=== THE RECORDS ===

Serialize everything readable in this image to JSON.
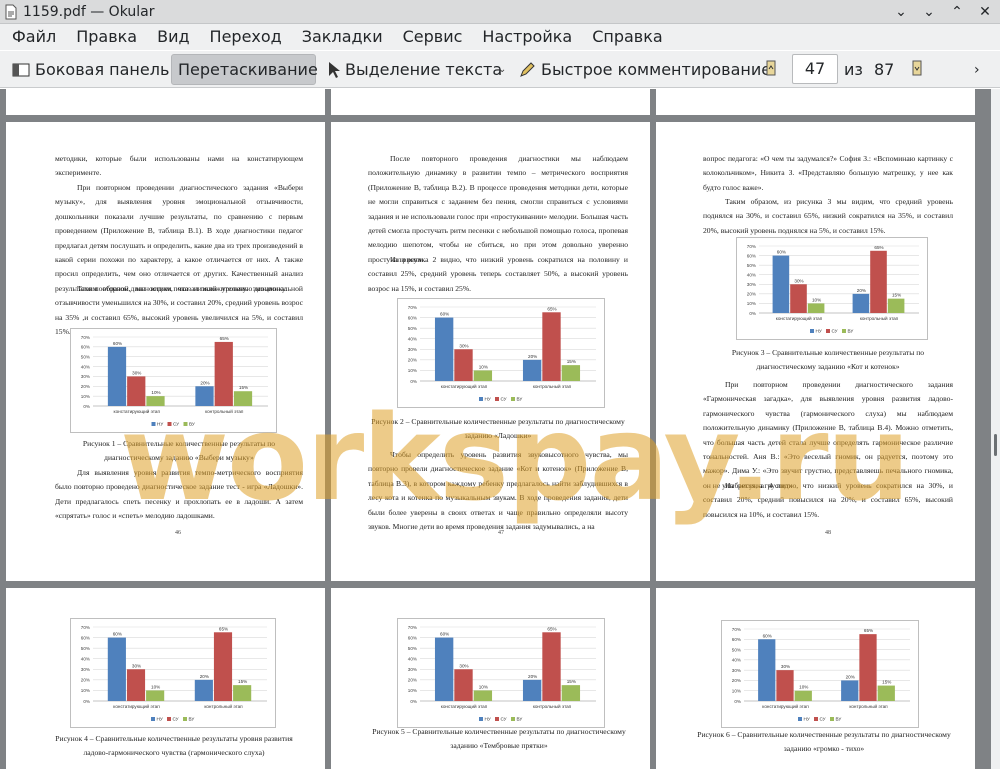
{
  "window": {
    "title": "1159.pdf — Okular"
  },
  "menu": [
    "Файл",
    "Правка",
    "Вид",
    "Переход",
    "Закладки",
    "Сервис",
    "Настройка",
    "Справка"
  ],
  "toolbar": {
    "sidebar_label": "Боковая панель",
    "drag_label": "Перетаскивание",
    "select_label": "Выделение текста",
    "comment_label": "Быстрое комментирование",
    "page_current": "47",
    "page_of": "из",
    "page_total": "87"
  },
  "pages": {
    "p46": {
      "paras": [
        {
          "text": "методики, которые были использованы нами на констатирующем эксперименте.",
          "indent": false
        },
        {
          "text": "При повторном проведении диагностического задания «Выбери музыку», для выявления уровня эмоциональной отзывчивости, дошкольники показали лучшие результаты, по сравнению с первым проведением (Приложение В, таблица В.1). В ходе диагностики педагог предлагал детям послушать и определить, какие два из трех произведений в какой серии похожи по характеру, а какое отличается от них. А также просил определить, чем оно отличается от других. Качественный анализ результатов повторной диагностики показал положительную динамику.",
          "indent": true
        },
        {
          "text": "Таким образом, мы видим, что низкий уровень эмоциональной отзывчивости уменьшился на 30%, и составил 20%, средний уровень возрос на 35% ,и составил 65%, высокий уровень увеличился на 5%, и составил 15%.",
          "indent": true
        }
      ],
      "caption": "Рисунок 1 – Сравнительные количественные результаты по диагностическому заданию «Выбери музыку»",
      "after": "Для выявления уровня развития темпо-метрического восприятия было повторно проведено диагностическое задание тест - игра «Ладошки». Дети предлагалось спеть песенку и прохлопать ее в ладоши. А затем «спрятать» голос и «спеть» мелодию ладошками.",
      "number": "46"
    },
    "p47": {
      "paras": [
        {
          "text": "После повторного проведения диагностики мы наблюдаем положительную динамику в развитии темпо – метрического восприятия (Приложение В, таблица В.2). В процессе проведения методики дети, которые не могли справиться с заданием без пения, смогли справиться с условиями задания и не использовали голос при «простукивании» мелодии. Большая часть детей смогла простучать ритм песенки с небольшой помощью голоса, пропевая мелодию шепотом, чтобы не сбиться, но при этом довольно уверенно простучали ритм.",
          "indent": true
        },
        {
          "text": "Из рисунка 2 видно, что низкий уровень сократился на половину и составил 25%, средний уровень теперь составляет 50%, а высокий уровень возрос на 15%, и составил 25%.",
          "indent": true
        }
      ],
      "caption": "Рисунок 2 – Сравнительные количественные результаты по диагностическому заданию «Ладошки»",
      "after": "Чтобы определить уровень развития звуковысотного чувства, мы повторно провели диагностическое задание «Кот и котенок» (Приложение В, таблица В.3), в котором каждому ребенку предлагалось найти заблудившихся в лесу кота и котенка по музыкальным звукам. В ходе проведения задания, дети были более уверены в своих ответах и чаще правильно определяли высоту звуков. Многие дети во время проведения задания задумывались, а на",
      "number": "47"
    },
    "p48": {
      "paras": [
        {
          "text": "вопрос педагога: «О чем ты задумался?» София З.: «Вспоминаю картинку с колокольчиком», Никита З. «Представляю большую матрешку, у нее как будто голос важе».",
          "indent": false
        },
        {
          "text": "Таким образом, из рисунка 3 мы видим, что средний уровень поднялся на 30%, и составил 65%, низкий сократился на 35%, и составил 20%, высокий уровень поднялся на 5%, и составил 15%.",
          "indent": true
        }
      ],
      "caption": "Рисунок 3 – Сравнительные количественные результаты по диагностическому заданию «Кот и котенок»",
      "after": "При повторном проведении диагностического задания «Гармоническая загадка», для выявления уровня развития ладово-гармонического чувства (гармонического слуха) мы наблюдаем положительную динамику (Приложение В, таблица В.4). Можно отметить, что большая часть детей стала лучше определять гармоническое различие тональностей. Аня В.: «Это веселый гномик, он радуется, поэтому это мажор». Дима У.: «Это звучит грустно, представляешь печального гномика, он не улыбается, а грустит»",
      "after2": "Из рисунка 4 видно, что низкий уровень сократился на 30%, и составил 20%, средний повысился на 20%, и составил 65%, высокий повысился на 10%, и составил 15%.",
      "number": "48"
    },
    "p49": {
      "caption": "Рисунок 4 – Сравнительные количественные результаты уровня развития ладово-гармонического чувства (гармонического слуха)"
    },
    "p50": {
      "caption": "Рисунок 5 – Сравнительные количественные результаты по диагностическому заданию «Тембровые прятки»"
    },
    "p51": {
      "caption": "Рисунок 6 – Сравнительные количественные результаты по диагностическому заданию «громко - тихо»"
    }
  },
  "watermark": "workspay.ru",
  "chart_data": [
    {
      "id": "fig1",
      "type": "bar",
      "categories": [
        "констатирующий этап",
        "контрольный этап"
      ],
      "series": [
        {
          "name": "НУ",
          "color": "#4f81bd",
          "values": [
            60,
            20
          ]
        },
        {
          "name": "СУ",
          "color": "#c0504d",
          "values": [
            30,
            65
          ]
        },
        {
          "name": "ВУ",
          "color": "#9bbb59",
          "values": [
            10,
            15
          ]
        }
      ],
      "labels": [
        [
          "60%",
          "20%"
        ],
        [
          "30%",
          "65%"
        ],
        [
          "10%",
          "15%"
        ]
      ],
      "yticks": [
        "0%",
        "10%",
        "20%",
        "30%",
        "40%",
        "50%",
        "60%",
        "70%"
      ],
      "ylim": [
        0,
        70
      ]
    },
    {
      "id": "fig2",
      "type": "bar",
      "categories": [
        "констатирующий этап",
        "контрольный этап"
      ],
      "series": [
        {
          "name": "НУ",
          "color": "#4f81bd",
          "values": [
            60,
            20
          ]
        },
        {
          "name": "СУ",
          "color": "#c0504d",
          "values": [
            30,
            65
          ]
        },
        {
          "name": "ВУ",
          "color": "#9bbb59",
          "values": [
            10,
            15
          ]
        }
      ],
      "labels": [
        [
          "60%",
          "20%"
        ],
        [
          "30%",
          "65%"
        ],
        [
          "10%",
          "15%"
        ]
      ],
      "yticks": [
        "0%",
        "10%",
        "20%",
        "30%",
        "40%",
        "50%",
        "60%",
        "70%"
      ],
      "ylim": [
        0,
        70
      ]
    },
    {
      "id": "fig3",
      "type": "bar",
      "categories": [
        "констатирующий этап",
        "контрольный этап"
      ],
      "series": [
        {
          "name": "НУ",
          "color": "#4f81bd",
          "values": [
            60,
            20
          ]
        },
        {
          "name": "СУ",
          "color": "#c0504d",
          "values": [
            30,
            65
          ]
        },
        {
          "name": "ВУ",
          "color": "#9bbb59",
          "values": [
            10,
            15
          ]
        }
      ],
      "labels": [
        [
          "60%",
          "20%"
        ],
        [
          "30%",
          "65%"
        ],
        [
          "10%",
          "15%"
        ]
      ],
      "yticks": [
        "0%",
        "10%",
        "20%",
        "30%",
        "40%",
        "50%",
        "60%",
        "70%"
      ],
      "ylim": [
        0,
        70
      ]
    },
    {
      "id": "fig4",
      "type": "bar",
      "categories": [
        "констатирующий этап",
        "контрольный этап"
      ],
      "series": [
        {
          "name": "НУ",
          "color": "#4f81bd",
          "values": [
            60,
            20
          ]
        },
        {
          "name": "СУ",
          "color": "#c0504d",
          "values": [
            30,
            65
          ]
        },
        {
          "name": "ВУ",
          "color": "#9bbb59",
          "values": [
            10,
            15
          ]
        }
      ],
      "labels": [
        [
          "60%",
          "20%"
        ],
        [
          "30%",
          "65%"
        ],
        [
          "10%",
          "15%"
        ]
      ],
      "yticks": [
        "0%",
        "10%",
        "20%",
        "30%",
        "40%",
        "50%",
        "60%",
        "70%"
      ],
      "ylim": [
        0,
        70
      ]
    },
    {
      "id": "fig5",
      "type": "bar",
      "categories": [
        "констатирующий этап",
        "контрольный этап"
      ],
      "series": [
        {
          "name": "НУ",
          "color": "#4f81bd",
          "values": [
            60,
            20
          ]
        },
        {
          "name": "СУ",
          "color": "#c0504d",
          "values": [
            30,
            65
          ]
        },
        {
          "name": "ВУ",
          "color": "#9bbb59",
          "values": [
            10,
            15
          ]
        }
      ],
      "labels": [
        [
          "60%",
          "20%"
        ],
        [
          "30%",
          "65%"
        ],
        [
          "10%",
          "15%"
        ]
      ],
      "yticks": [
        "0%",
        "10%",
        "20%",
        "30%",
        "40%",
        "50%",
        "60%",
        "70%"
      ],
      "ylim": [
        0,
        70
      ]
    },
    {
      "id": "fig6",
      "type": "bar",
      "categories": [
        "констатирующий этап",
        "контрольный этап"
      ],
      "series": [
        {
          "name": "НУ",
          "color": "#4f81bd",
          "values": [
            60,
            20
          ]
        },
        {
          "name": "СУ",
          "color": "#c0504d",
          "values": [
            30,
            65
          ]
        },
        {
          "name": "ВУ",
          "color": "#9bbb59",
          "values": [
            10,
            15
          ]
        }
      ],
      "labels": [
        [
          "60%",
          "20%"
        ],
        [
          "30%",
          "65%"
        ],
        [
          "10%",
          "15%"
        ]
      ],
      "yticks": [
        "0%",
        "10%",
        "20%",
        "30%",
        "40%",
        "50%",
        "60%",
        "70%"
      ],
      "ylim": [
        0,
        70
      ]
    }
  ]
}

===

**SHORT TASK**
Find the lines with the string "рисунка" and reproduce them.

**PROBLEM SOLUTION**
          "text": "Из рисунка 2 видно, что низкий уровень сократился на половину и составил 25%, средний уровень теперь составляет 50%, а высокий уровень возрос на 15%, и составил 25%.",
          "text": "Таким образом, из рисунка 3 мы видим, что средний уровень поднялся на 30%, и составил 65%, низкий сократился на 35%, и составил 20%, высокий уровень поднялся на 5%, и составил 15%.",
      "after2": "Из рисунка 4 видно, что низкий уровень сократился на 30%, и составил 20%, средний повысился на 20%, и составил 65%, высокий повысился на 10%, и составил 15%.",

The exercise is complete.